Stored data
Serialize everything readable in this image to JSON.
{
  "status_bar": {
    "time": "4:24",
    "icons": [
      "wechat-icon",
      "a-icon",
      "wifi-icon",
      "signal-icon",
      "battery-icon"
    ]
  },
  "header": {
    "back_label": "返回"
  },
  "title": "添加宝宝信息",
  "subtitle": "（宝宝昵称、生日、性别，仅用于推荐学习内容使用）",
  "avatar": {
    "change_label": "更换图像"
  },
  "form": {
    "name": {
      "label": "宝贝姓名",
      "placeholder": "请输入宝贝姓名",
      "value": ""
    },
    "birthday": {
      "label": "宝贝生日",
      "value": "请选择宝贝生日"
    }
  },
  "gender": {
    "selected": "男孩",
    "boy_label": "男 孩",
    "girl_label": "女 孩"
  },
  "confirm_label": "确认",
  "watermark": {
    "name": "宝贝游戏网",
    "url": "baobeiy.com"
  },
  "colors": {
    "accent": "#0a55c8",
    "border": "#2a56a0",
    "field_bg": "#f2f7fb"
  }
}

- _What is being asked_: Return the full listing, character for character.

- _Solution to this problem_:
Serialize everything readable in this image to JSON.
{
  "status_bar": {
    "time": "4:24",
    "icons": [
      "wechat-icon",
      "a-icon",
      "wifi-icon",
      "signal-icon",
      "battery-icon"
    ]
  },
  "header": {
    "back_label": "返回"
  },
  "title": "添加宝宝信息",
  "subtitle": "（宝宝昵称、生日、性别，仅用于推荐学习内容使用）",
  "avatar": {
    "change_label": "更换图像"
  },
  "form": {
    "name": {
      "label": "宝贝姓名",
      "placeholder": "请输入宝贝姓名",
      "value": ""
    },
    "birthday": {
      "label": "宝贝生日",
      "value": "请选择宝贝生日"
    }
  },
  "gender": {
    "selected": "男孩",
    "boy_label": "男 孩",
    "girl_label": "女 孩"
  },
  "confirm_label": "确认",
  "watermark": {
    "name": "宝贝游戏网",
    "url": "baobeiy.com"
  },
  "colors": {
    "accent": "#0a55c8",
    "border": "#2a56a0",
    "field_bg": "#f2f7fb"
  }
}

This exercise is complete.